Required task = For the data below, report the number of lines that contain the string "FCLIMO" and nothing else.

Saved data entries
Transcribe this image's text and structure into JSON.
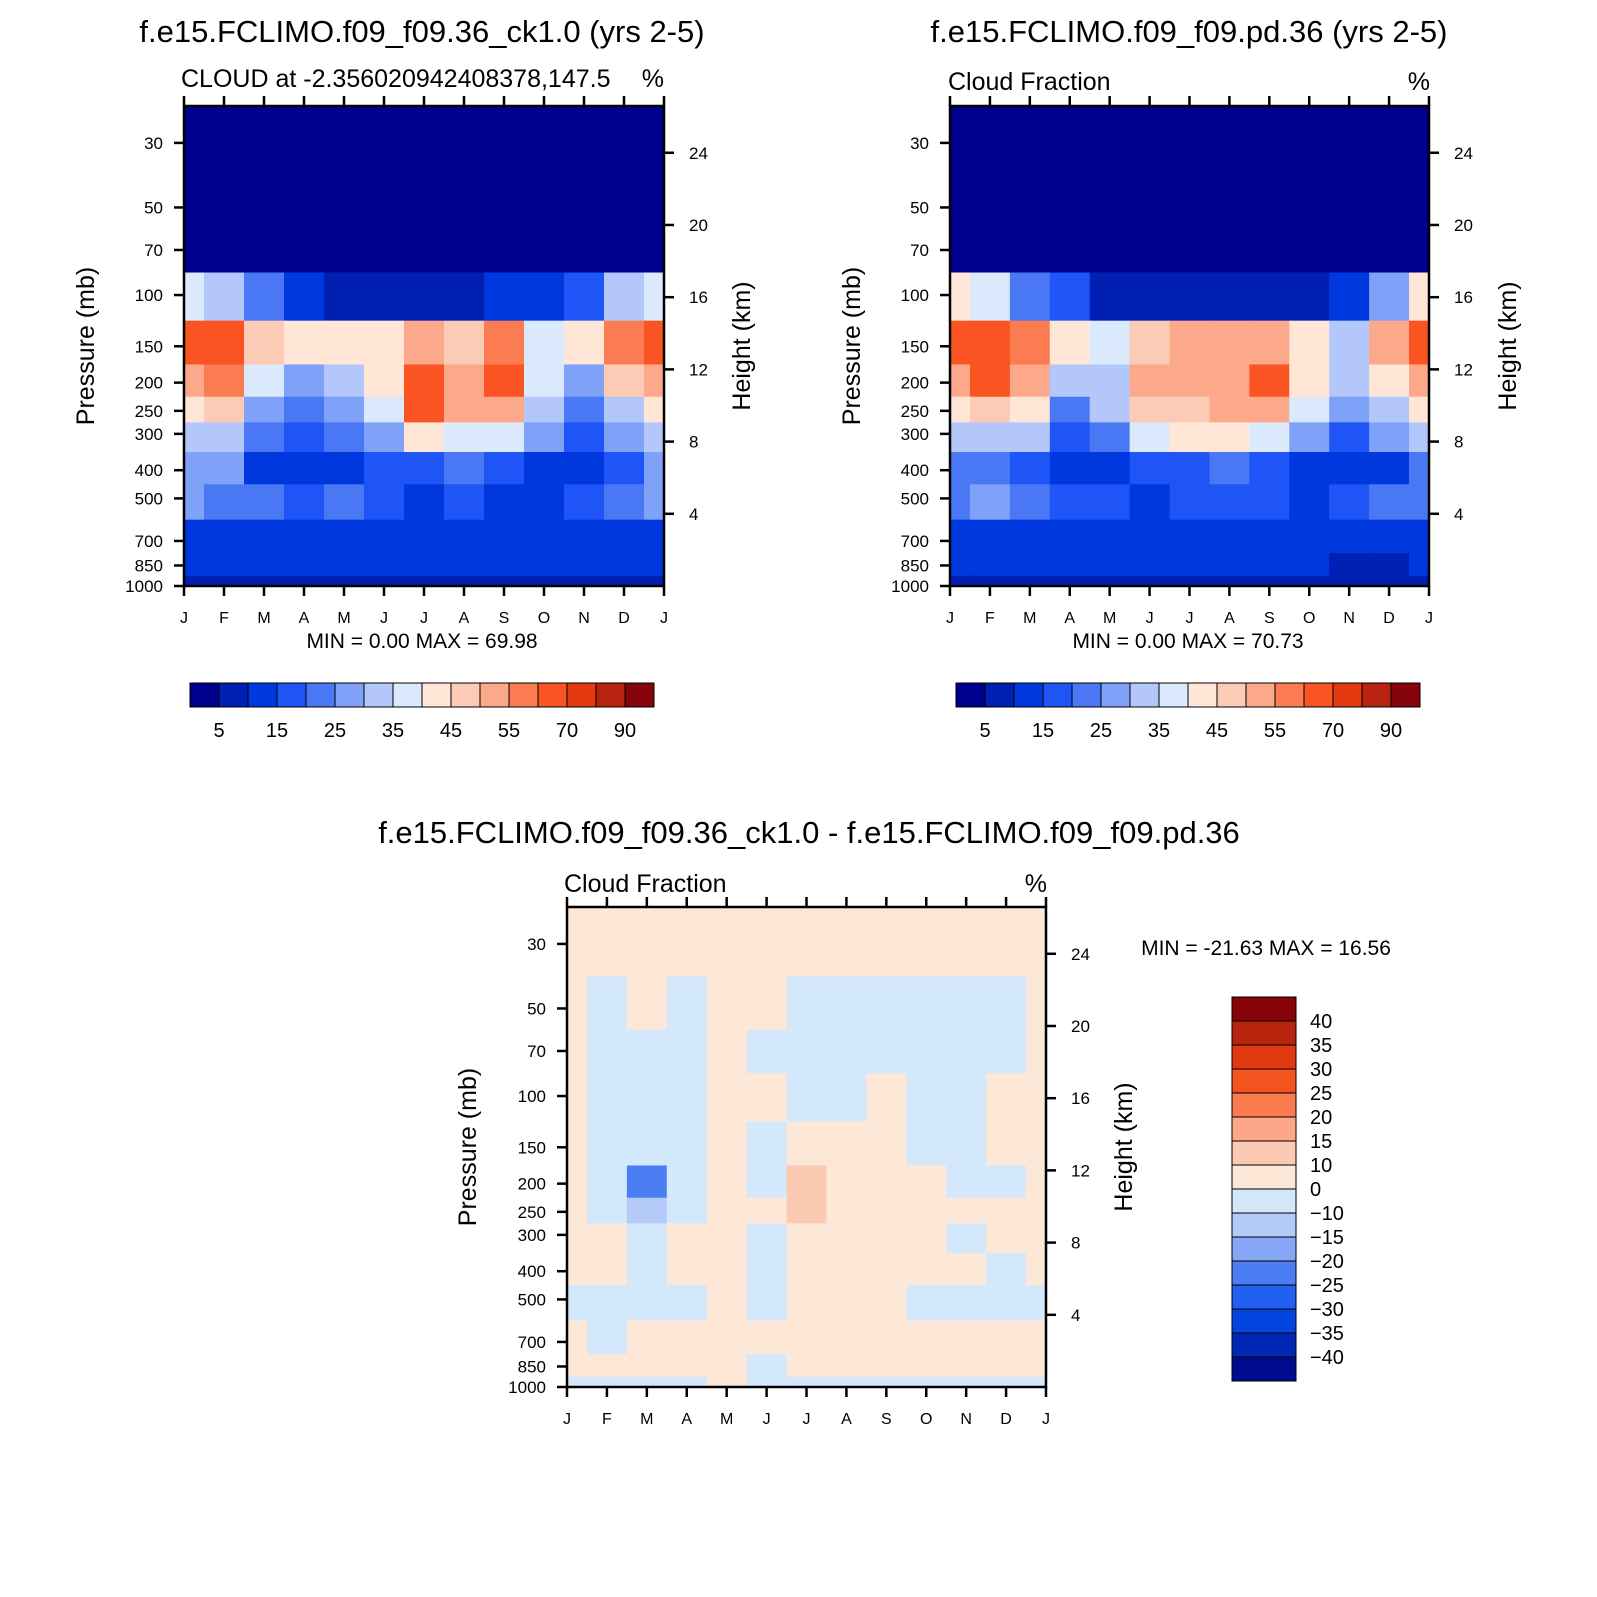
{
  "domain": "Chart",
  "colors": {
    "sequential_palette": [
      "#00008f",
      "#0020b4",
      "#0038e0",
      "#1f55f6",
      "#4a78f4",
      "#7fa1f7",
      "#b3c7fb",
      "#daeafc",
      "#ffe6d6",
      "#fccbb5",
      "#fca88a",
      "#fc7c52",
      "#fb5423",
      "#e33a10",
      "#b82310",
      "#86050a"
    ],
    "diverging_palette": [
      "#000b8d",
      "#0127b6",
      "#0343df",
      "#225ff3",
      "#4c7ef3",
      "#87a6f6",
      "#b4cbf9",
      "#d4e8fb",
      "#fde8d8",
      "#fccab3",
      "#fda78a",
      "#fb7a4e",
      "#f4521f",
      "#e03a10",
      "#b8250f",
      "#860509"
    ]
  },
  "chart_data": [
    {
      "type": "contour",
      "title": "f.e15.FCLIMO.f09_f09.36_ck1.0 (yrs 2-5)",
      "subtitle": "CLOUD at -2.356020942408378,147.5",
      "units": "%",
      "ylabel": "Pressure (mb)",
      "y2label": "Height (km)",
      "x": [
        "J",
        "F",
        "M",
        "A",
        "M",
        "J",
        "J",
        "A",
        "S",
        "O",
        "N",
        "D",
        "J"
      ],
      "pressure_ticks": [
        "30",
        "50",
        "70",
        "100",
        "150",
        "200",
        "250",
        "300",
        "400",
        "500",
        "700",
        "850",
        "1000"
      ],
      "height_ticks": [
        "24",
        "20",
        "16",
        "12",
        "8",
        "4"
      ],
      "stats": "MIN =    0.00  MAX =   69.98",
      "colorbar_labels": [
        "5",
        "15",
        "25",
        "35",
        "45",
        "55",
        "70",
        "90"
      ],
      "levels": [
        30,
        50,
        70,
        100,
        150,
        200,
        250,
        300,
        400,
        500,
        700,
        850,
        1000
      ],
      "values": [
        [
          0,
          0,
          0,
          0,
          0,
          0,
          0,
          0,
          0,
          0,
          0,
          0,
          0
        ],
        [
          0,
          0,
          0,
          0,
          0,
          0,
          0,
          0,
          0,
          0,
          0,
          0,
          0
        ],
        [
          4,
          3,
          2,
          0,
          0,
          0,
          0,
          0,
          0,
          0,
          0,
          3,
          4
        ],
        [
          36,
          32,
          22,
          14,
          9,
          6,
          8,
          9,
          12,
          10,
          18,
          30,
          36
        ],
        [
          62,
          66,
          48,
          40,
          42,
          42,
          54,
          48,
          58,
          36,
          40,
          58,
          62
        ],
        [
          52,
          58,
          36,
          28,
          31,
          44,
          64,
          50,
          60,
          38,
          28,
          46,
          52
        ],
        [
          40,
          46,
          26,
          22,
          26,
          38,
          60,
          50,
          52,
          34,
          24,
          34,
          40
        ],
        [
          32,
          34,
          20,
          16,
          20,
          28,
          42,
          38,
          36,
          26,
          18,
          26,
          32
        ],
        [
          26,
          26,
          14,
          10,
          12,
          18,
          16,
          20,
          16,
          13,
          10,
          16,
          26
        ],
        [
          26,
          24,
          22,
          17,
          20,
          16,
          14,
          16,
          14,
          13,
          18,
          22,
          26
        ],
        [
          14,
          14,
          14,
          12,
          12,
          12,
          12,
          12,
          12,
          12,
          12,
          12,
          14
        ],
        [
          10,
          10,
          10,
          10,
          10,
          11,
          12,
          11,
          10,
          10,
          10,
          10,
          10
        ],
        [
          6,
          6,
          6,
          6,
          6,
          6,
          6,
          6,
          6,
          6,
          6,
          6,
          6
        ]
      ]
    },
    {
      "type": "contour",
      "title": "f.e15.FCLIMO.f09_f09.pd.36 (yrs 2-5)",
      "subtitle": "Cloud Fraction",
      "units": "%",
      "ylabel": "Pressure (mb)",
      "y2label": "Height (km)",
      "x": [
        "J",
        "F",
        "M",
        "A",
        "M",
        "J",
        "J",
        "A",
        "S",
        "O",
        "N",
        "D",
        "J"
      ],
      "pressure_ticks": [
        "30",
        "50",
        "70",
        "100",
        "150",
        "200",
        "250",
        "300",
        "400",
        "500",
        "700",
        "850",
        "1000"
      ],
      "height_ticks": [
        "24",
        "20",
        "16",
        "12",
        "8",
        "4"
      ],
      "stats": "MIN =    0.00  MAX =   70.73",
      "colorbar_labels": [
        "5",
        "15",
        "25",
        "35",
        "45",
        "55",
        "70",
        "90"
      ],
      "levels": [
        30,
        50,
        70,
        100,
        150,
        200,
        250,
        300,
        400,
        500,
        700,
        850,
        1000
      ],
      "values": [
        [
          0,
          0,
          0,
          0,
          0,
          0,
          0,
          0,
          0,
          0,
          0,
          0,
          0
        ],
        [
          0,
          0,
          0,
          0,
          0,
          0,
          0,
          0,
          0,
          0,
          0,
          0,
          0
        ],
        [
          4,
          3,
          2,
          0,
          0,
          0,
          0,
          0,
          0,
          0,
          0,
          3,
          4
        ],
        [
          40,
          36,
          24,
          16,
          8,
          5,
          6,
          7,
          8,
          8,
          14,
          28,
          40
        ],
        [
          60,
          68,
          56,
          40,
          38,
          46,
          50,
          50,
          50,
          42,
          34,
          52,
          60
        ],
        [
          52,
          62,
          50,
          32,
          34,
          50,
          54,
          54,
          62,
          42,
          30,
          40,
          52
        ],
        [
          42,
          48,
          40,
          24,
          30,
          46,
          48,
          50,
          52,
          36,
          26,
          32,
          42
        ],
        [
          32,
          34,
          30,
          18,
          22,
          36,
          40,
          42,
          36,
          26,
          18,
          26,
          32
        ],
        [
          22,
          24,
          18,
          12,
          12,
          18,
          18,
          20,
          16,
          12,
          10,
          14,
          22
        ],
        [
          24,
          26,
          22,
          18,
          16,
          14,
          16,
          16,
          15,
          14,
          16,
          24,
          24
        ],
        [
          14,
          14,
          12,
          12,
          12,
          12,
          12,
          12,
          12,
          12,
          10,
          12,
          14
        ],
        [
          10,
          10,
          10,
          10,
          10,
          11,
          11,
          10,
          10,
          10,
          8,
          8,
          10
        ],
        [
          6,
          6,
          6,
          6,
          6,
          6,
          6,
          6,
          6,
          6,
          6,
          6,
          6
        ]
      ]
    },
    {
      "type": "contour",
      "title": "f.e15.FCLIMO.f09_f09.36_ck1.0 - f.e15.FCLIMO.f09_f09.pd.36",
      "subtitle": "Cloud Fraction",
      "units": "%",
      "ylabel": "Pressure (mb)",
      "y2label": "Height (km)",
      "x": [
        "J",
        "F",
        "M",
        "A",
        "M",
        "J",
        "J",
        "A",
        "S",
        "O",
        "N",
        "D",
        "J"
      ],
      "pressure_ticks": [
        "30",
        "50",
        "70",
        "100",
        "150",
        "200",
        "250",
        "300",
        "400",
        "500",
        "700",
        "850",
        "1000"
      ],
      "height_ticks": [
        "24",
        "20",
        "16",
        "12",
        "8",
        "4"
      ],
      "stats": "MIN = -21.63 MAX =   16.56",
      "colorbar_labels": [
        "40",
        "35",
        "30",
        "25",
        "20",
        "15",
        "10",
        "0",
        "-10",
        "-15",
        "-20",
        "-25",
        "-30",
        "-35",
        "-40"
      ],
      "levels": [
        30,
        50,
        70,
        100,
        150,
        200,
        250,
        300,
        400,
        500,
        700,
        850,
        1000
      ],
      "values": [
        [
          1,
          1,
          1,
          1,
          1,
          1,
          1,
          1,
          1,
          1,
          1,
          1,
          1
        ],
        [
          1,
          -1,
          1,
          -1,
          1,
          1,
          -1,
          -1,
          -1,
          -1,
          -1,
          -1,
          1
        ],
        [
          1,
          -2,
          -1,
          -2,
          1,
          -1,
          -1,
          -1,
          -1,
          -1,
          -1,
          -2,
          1
        ],
        [
          1,
          -2,
          -2,
          -3,
          1,
          1,
          -1,
          -1,
          1,
          -1,
          -1,
          1,
          1
        ],
        [
          1,
          -3,
          -8,
          -2,
          1,
          -3,
          1,
          1,
          1,
          -1,
          -1,
          1,
          1
        ],
        [
          1,
          -3,
          -21,
          -3,
          4,
          -1,
          14,
          1,
          1,
          1,
          -2,
          -1,
          1
        ],
        [
          1,
          -2,
          -12,
          -2,
          5,
          1,
          12,
          1,
          1,
          1,
          1,
          1,
          1
        ],
        [
          1,
          1,
          -3,
          1,
          1,
          -2,
          2,
          1,
          1,
          1,
          -1,
          1,
          1
        ],
        [
          1,
          1,
          -2,
          1,
          1,
          -2,
          1,
          1,
          1,
          1,
          1,
          -2,
          1
        ],
        [
          -3,
          -3,
          -2,
          -2,
          1,
          -2,
          1,
          1,
          1,
          -2,
          -3,
          -4,
          -3
        ],
        [
          1,
          -1,
          1,
          1,
          1,
          1,
          1,
          1,
          1,
          1,
          1,
          1,
          1
        ],
        [
          1,
          1,
          1,
          1,
          1,
          -1,
          1,
          1,
          1,
          1,
          1,
          1,
          1
        ],
        [
          -1,
          -1,
          -1,
          -1,
          1,
          -1,
          -1,
          -1,
          -1,
          -1,
          -1,
          -1,
          -1
        ]
      ]
    }
  ]
}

Response to this task = 3